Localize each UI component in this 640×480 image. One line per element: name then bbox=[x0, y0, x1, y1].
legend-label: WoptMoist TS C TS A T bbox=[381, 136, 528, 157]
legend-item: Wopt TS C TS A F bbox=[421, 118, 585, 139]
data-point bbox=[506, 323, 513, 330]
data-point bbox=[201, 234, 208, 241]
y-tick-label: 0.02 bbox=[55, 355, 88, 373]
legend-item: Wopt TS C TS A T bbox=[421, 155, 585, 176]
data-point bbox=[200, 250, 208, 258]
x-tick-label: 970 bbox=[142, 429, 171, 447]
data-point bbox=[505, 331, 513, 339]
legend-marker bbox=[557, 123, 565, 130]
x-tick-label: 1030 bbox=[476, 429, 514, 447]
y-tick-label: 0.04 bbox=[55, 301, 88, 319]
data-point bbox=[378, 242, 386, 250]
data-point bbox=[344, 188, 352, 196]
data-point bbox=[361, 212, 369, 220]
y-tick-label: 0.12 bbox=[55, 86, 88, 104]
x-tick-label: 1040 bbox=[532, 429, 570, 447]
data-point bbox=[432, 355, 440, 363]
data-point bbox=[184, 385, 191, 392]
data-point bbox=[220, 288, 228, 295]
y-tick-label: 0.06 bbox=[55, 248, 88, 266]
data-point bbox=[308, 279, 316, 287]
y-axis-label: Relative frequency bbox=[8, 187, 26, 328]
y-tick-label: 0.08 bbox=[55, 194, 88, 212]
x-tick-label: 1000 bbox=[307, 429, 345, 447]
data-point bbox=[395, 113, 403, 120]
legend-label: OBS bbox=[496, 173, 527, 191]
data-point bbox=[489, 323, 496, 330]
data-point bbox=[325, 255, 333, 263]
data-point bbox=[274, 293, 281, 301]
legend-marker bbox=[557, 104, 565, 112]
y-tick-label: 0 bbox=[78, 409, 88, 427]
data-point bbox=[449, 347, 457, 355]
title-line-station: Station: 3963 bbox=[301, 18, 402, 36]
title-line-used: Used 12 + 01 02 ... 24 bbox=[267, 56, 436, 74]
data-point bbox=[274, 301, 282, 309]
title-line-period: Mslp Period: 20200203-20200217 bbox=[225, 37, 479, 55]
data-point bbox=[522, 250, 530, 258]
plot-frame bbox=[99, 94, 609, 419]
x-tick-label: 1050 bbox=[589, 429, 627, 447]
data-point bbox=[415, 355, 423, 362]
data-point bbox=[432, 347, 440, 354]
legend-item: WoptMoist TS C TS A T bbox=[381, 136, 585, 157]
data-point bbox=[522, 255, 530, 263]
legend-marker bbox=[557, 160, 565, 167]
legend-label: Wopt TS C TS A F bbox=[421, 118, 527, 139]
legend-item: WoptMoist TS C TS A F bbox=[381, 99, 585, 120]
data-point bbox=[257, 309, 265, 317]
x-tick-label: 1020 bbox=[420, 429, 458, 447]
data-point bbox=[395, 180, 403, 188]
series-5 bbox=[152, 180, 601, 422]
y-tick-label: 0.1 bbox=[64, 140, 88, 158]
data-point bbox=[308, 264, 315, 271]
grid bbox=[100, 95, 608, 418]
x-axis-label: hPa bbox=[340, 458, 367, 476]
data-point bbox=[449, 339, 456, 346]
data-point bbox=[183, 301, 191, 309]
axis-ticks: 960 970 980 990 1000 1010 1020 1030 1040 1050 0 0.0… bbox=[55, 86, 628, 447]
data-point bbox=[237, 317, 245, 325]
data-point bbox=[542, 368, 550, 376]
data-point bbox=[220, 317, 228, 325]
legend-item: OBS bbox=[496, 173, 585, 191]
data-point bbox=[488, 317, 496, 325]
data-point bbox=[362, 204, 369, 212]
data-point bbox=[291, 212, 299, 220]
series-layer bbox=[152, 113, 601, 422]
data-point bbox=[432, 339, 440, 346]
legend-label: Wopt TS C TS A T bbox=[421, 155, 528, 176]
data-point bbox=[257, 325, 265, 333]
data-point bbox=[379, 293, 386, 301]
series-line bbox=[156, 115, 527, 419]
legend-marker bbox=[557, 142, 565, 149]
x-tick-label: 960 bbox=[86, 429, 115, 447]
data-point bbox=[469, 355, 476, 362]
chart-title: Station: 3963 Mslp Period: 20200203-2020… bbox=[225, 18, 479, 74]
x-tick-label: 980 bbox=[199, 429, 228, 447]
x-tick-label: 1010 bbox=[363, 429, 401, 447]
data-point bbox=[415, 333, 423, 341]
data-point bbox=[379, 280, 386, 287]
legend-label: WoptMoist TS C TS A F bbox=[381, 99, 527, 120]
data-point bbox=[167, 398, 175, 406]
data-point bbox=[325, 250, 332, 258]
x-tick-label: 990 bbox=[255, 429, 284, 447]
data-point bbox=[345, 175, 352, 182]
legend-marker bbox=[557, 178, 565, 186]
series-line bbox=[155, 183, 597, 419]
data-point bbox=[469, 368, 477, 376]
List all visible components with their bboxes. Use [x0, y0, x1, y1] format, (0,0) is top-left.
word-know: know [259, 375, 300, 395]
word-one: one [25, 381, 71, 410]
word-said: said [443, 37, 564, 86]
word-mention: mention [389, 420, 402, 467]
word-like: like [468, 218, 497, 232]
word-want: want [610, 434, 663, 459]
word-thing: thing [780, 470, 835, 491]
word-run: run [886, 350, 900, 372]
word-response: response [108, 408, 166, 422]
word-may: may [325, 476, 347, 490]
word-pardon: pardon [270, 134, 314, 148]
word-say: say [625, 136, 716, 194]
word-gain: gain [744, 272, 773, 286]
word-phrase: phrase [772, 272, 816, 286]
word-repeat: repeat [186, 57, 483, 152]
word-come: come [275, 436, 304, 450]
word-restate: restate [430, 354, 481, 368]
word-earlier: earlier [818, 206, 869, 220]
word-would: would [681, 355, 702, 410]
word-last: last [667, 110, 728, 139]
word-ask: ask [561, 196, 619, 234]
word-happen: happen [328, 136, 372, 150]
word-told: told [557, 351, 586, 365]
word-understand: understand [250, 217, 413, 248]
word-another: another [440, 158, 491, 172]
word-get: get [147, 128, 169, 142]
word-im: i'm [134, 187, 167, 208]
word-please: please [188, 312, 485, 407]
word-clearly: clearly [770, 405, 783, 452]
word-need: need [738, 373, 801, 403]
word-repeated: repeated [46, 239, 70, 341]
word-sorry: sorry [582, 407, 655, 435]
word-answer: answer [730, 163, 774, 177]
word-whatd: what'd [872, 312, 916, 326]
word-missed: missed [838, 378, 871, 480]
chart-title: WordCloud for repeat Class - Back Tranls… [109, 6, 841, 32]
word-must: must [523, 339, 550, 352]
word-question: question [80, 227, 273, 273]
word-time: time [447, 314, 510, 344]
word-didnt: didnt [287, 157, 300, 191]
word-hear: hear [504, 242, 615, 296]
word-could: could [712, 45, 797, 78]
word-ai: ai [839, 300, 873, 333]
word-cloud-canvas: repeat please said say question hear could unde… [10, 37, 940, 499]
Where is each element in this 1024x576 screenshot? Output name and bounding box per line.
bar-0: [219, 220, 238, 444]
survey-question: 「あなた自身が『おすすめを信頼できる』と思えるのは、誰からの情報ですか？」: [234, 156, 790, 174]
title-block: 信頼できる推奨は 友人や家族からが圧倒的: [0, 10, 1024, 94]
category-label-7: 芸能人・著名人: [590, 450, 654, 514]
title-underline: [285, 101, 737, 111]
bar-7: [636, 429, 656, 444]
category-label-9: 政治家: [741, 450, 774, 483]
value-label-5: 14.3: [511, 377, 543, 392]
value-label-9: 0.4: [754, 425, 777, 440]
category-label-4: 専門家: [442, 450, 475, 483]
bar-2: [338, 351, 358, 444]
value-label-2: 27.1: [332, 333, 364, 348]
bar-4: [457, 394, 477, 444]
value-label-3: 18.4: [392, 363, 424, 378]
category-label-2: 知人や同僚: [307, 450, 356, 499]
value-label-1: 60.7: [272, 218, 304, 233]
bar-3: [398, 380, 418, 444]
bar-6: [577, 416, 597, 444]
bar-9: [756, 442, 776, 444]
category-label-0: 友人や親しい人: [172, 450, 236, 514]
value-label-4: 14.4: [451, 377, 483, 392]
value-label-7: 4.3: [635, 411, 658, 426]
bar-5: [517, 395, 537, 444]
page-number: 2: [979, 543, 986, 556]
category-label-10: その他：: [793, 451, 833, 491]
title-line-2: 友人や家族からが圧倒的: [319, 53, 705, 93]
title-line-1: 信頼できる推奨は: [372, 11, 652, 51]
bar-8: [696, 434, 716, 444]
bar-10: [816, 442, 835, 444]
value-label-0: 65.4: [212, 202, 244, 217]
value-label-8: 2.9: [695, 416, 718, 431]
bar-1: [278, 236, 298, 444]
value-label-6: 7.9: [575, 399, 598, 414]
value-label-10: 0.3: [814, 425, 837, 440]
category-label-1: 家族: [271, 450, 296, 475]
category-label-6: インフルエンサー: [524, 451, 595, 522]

◇ ◇ ◇ ◇

## Task prompt
Put every line from the start of the records above down to and including the line that contains "plot-frame bbox=[99, 94, 609, 419]" into a JSON list of strings, one string per line, leaving out blank lines.

## Exercise result
[
  "Localize each UI component in this 640×480 image. One line per element: name then bbox=[x0, y0, x1, y1].",
  "legend-label: WoptMoist TS C TS A T bbox=[381, 136, 528, 157]",
  "legend-item: Wopt TS C TS A F bbox=[421, 118, 585, 139]",
  "data-point bbox=[506, 323, 513, 330]",
  "data-point bbox=[201, 234, 208, 241]",
  "y-tick-label: 0.02 bbox=[55, 355, 88, 373]",
  "legend-item: Wopt TS C TS A T bbox=[421, 155, 585, 176]",
  "data-point bbox=[200, 250, 208, 258]",
  "x-tick-label: 970 bbox=[142, 429, 171, 447]",
  "data-point bbox=[505, 331, 513, 339]",
  "legend-marker bbox=[557, 123, 565, 130]",
  "x-tick-label: 1030 bbox=[476, 429, 514, 447]",
  "y-tick-label: 0.04 bbox=[55, 301, 88, 319]",
  "data-point bbox=[378, 242, 386, 250]",
  "data-point bbox=[344, 188, 352, 196]",
  "data-point bbox=[361, 212, 369, 220]",
  "y-tick-label: 0.12 bbox=[55, 86, 88, 104]",
  "x-tick-label: 1040 bbox=[532, 429, 570, 447]",
  "data-point bbox=[432, 355, 440, 363]",
  "data-point bbox=[184, 385, 191, 392]",
  "data-point bbox=[220, 288, 228, 295]",
  "y-tick-label: 0.06 bbox=[55, 248, 88, 266]",
  "data-point bbox=[308, 279, 316, 287]",
  "y-axis-label: Relative frequency bbox=[8, 187, 26, 328]",
  "y-tick-label: 0.08 bbox=[55, 194, 88, 212]",
  "x-tick-label: 1000 bbox=[307, 429, 345, 447]",
  "data-point bbox=[395, 113, 403, 120]",
  "legend-label: OBS bbox=[496, 173, 527, 191]",
  "data-point bbox=[489, 323, 496, 330]",
  "data-point bbox=[325, 255, 333, 263]",
  "data-point bbox=[274, 293, 281, 301]",
  "legend-marker bbox=[557, 104, 565, 112]",
  "y-tick-label: 0 bbox=[78, 409, 88, 427]",
  "data-point bbox=[449, 347, 457, 355]",
  "title-line-station: Station: 3963 bbox=[301, 18, 402, 36]",
  "title-line-used: Used 12 + 01 02 ... 24 bbox=[267, 56, 436, 74]",
  "data-point bbox=[274, 301, 282, 309]",
  "title-line-period: Mslp Period: 20200203-20200217 bbox=[225, 37, 479, 55]",
  "data-point bbox=[522, 250, 530, 258]",
  "plot-frame bbox=[99, 94, 609, 419]"
]